## BEGIN Items

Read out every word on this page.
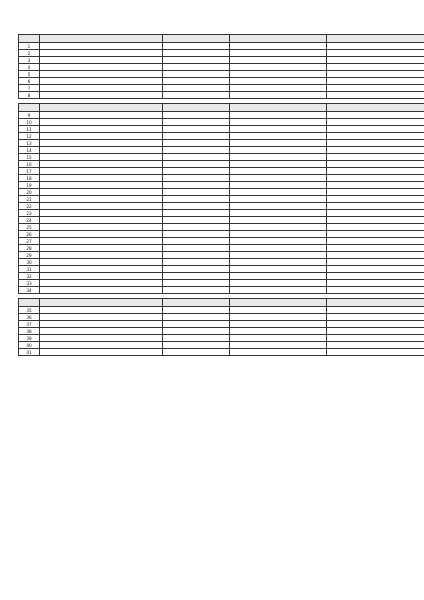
1				
2				
3				
4				
5				
6				
7				
8				

9				
10				
11				
12				
13				
14				
15				
16				
17				
18				
19				
20				
21				
22				
23				
24				
25				
26				
27				
28				
29				
30				
31				
32				
33				
34				

35				
36				
37				
38				
39				
40				
41				
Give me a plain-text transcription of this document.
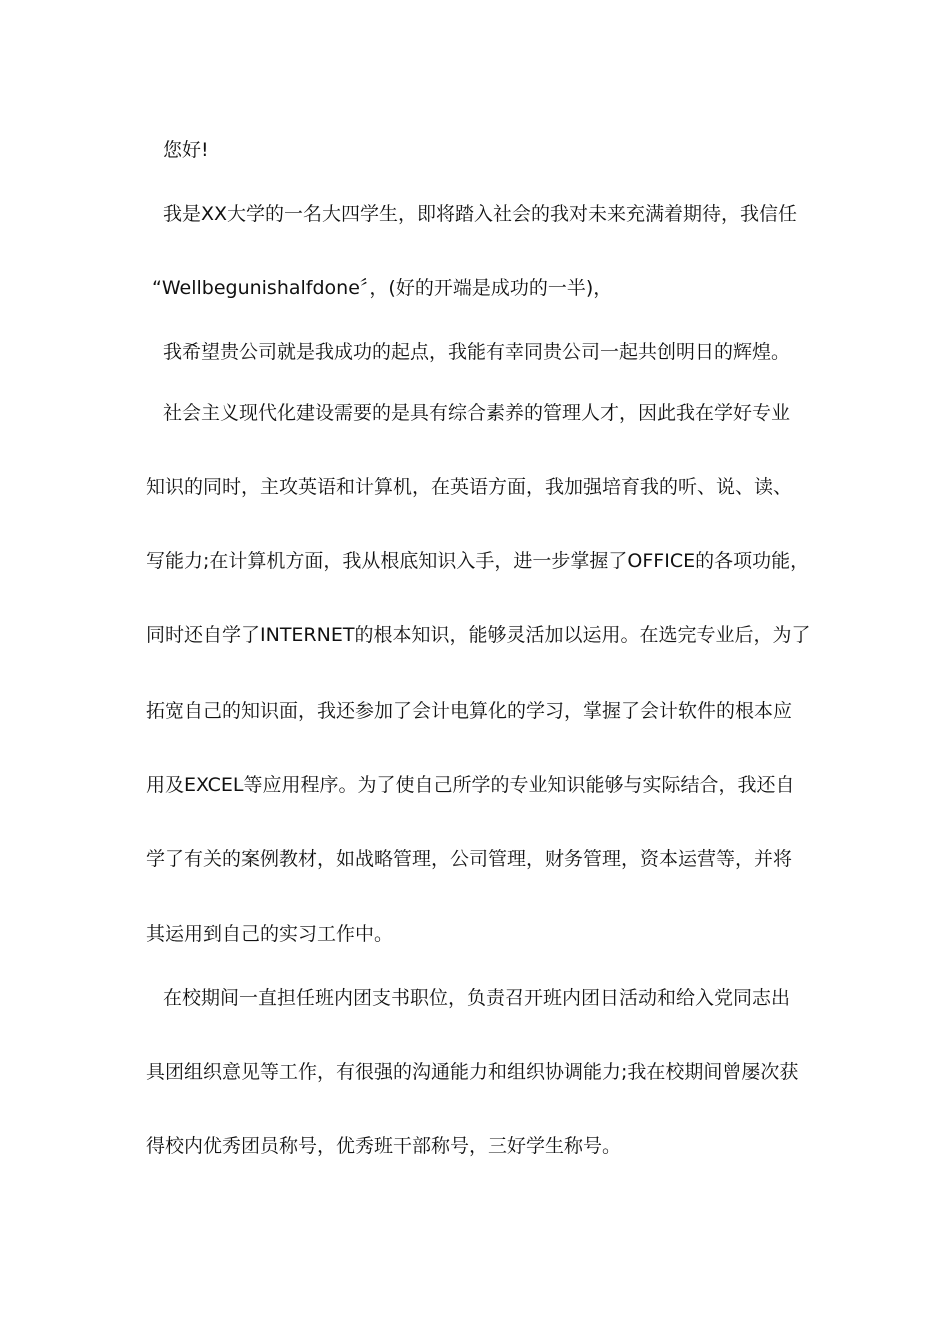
您好!
我是XX大学的一名大四学生，即将踏入社会的我对未来充满着期待，我信任
“Wellbegunishalfdone〞，(好的开端是成功的一半)，
我希望贵公司就是我成功的起点，我能有幸同贵公司一起共创明日的辉煌。
社会主义现代化建设需要的是具有综合素养的管理人才，因此我在学好专业
知识的同时，主攻英语和计算机，在英语方面，我加强培育我的听、说、读、
写能力;在计算机方面，我从根底知识入手，进一步掌握了OFFICE的各项功能，
同时还自学了INTERNET的根本知识，能够灵活加以运用。在选完专业后，为了
拓宽自己的知识面，我还参加了会计电算化的学习，掌握了会计软件的根本应
用及EXCEL等应用程序。为了使自己所学的专业知识能够与实际结合，我还自
学了有关的案例教材，如战略管理，公司管理，财务管理，资本运营等，并将
其运用到自己的实习工作中。
在校期间一直担任班内团支书职位，负责召开班内团日活动和给入党同志出
具团组织意见等工作，有很强的沟通能力和组织协调能力;我在校期间曾屡次获
得校内优秀团员称号，优秀班干部称号，三好学生称号。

## END Items

§ **Exercise directions**
Make an exact copy of every entry above, minus the images.

§ **Task solution**
Read out every word on this page.
1				
2				
3				
4				
5				
6				
7				
8				

9				
10				
11				
12				
13				
14				
15				
16				
17				
18				
19				
20				
21				
22				
23				
24				
25				
26				
27				
28				
29				
30				
31				
32				
33				
34				

35				
36				
37				
38				
39				
40				
41				
Give me a plain-text transcription of this document.
您好!
我是XX大学的一名大四学生，即将踏入社会的我对未来充满着期待，我信任
“Wellbegunishalfdone〞，(好的开端是成功的一半)，
我希望贵公司就是我成功的起点，我能有幸同贵公司一起共创明日的辉煌。
社会主义现代化建设需要的是具有综合素养的管理人才，因此我在学好专业
知识的同时，主攻英语和计算机，在英语方面，我加强培育我的听、说、读、
写能力;在计算机方面，我从根底知识入手，进一步掌握了OFFICE的各项功能，
同时还自学了INTERNET的根本知识，能够灵活加以运用。在选完专业后，为了
拓宽自己的知识面，我还参加了会计电算化的学习，掌握了会计软件的根本应
用及EXCEL等应用程序。为了使自己所学的专业知识能够与实际结合，我还自
学了有关的案例教材，如战略管理，公司管理，财务管理，资本运营等，并将
其运用到自己的实习工作中。
在校期间一直担任班内团支书职位，负责召开班内团日活动和给入党同志出
具团组织意见等工作，有很强的沟通能力和组织协调能力;我在校期间曾屡次获
得校内优秀团员称号，优秀班干部称号，三好学生称号。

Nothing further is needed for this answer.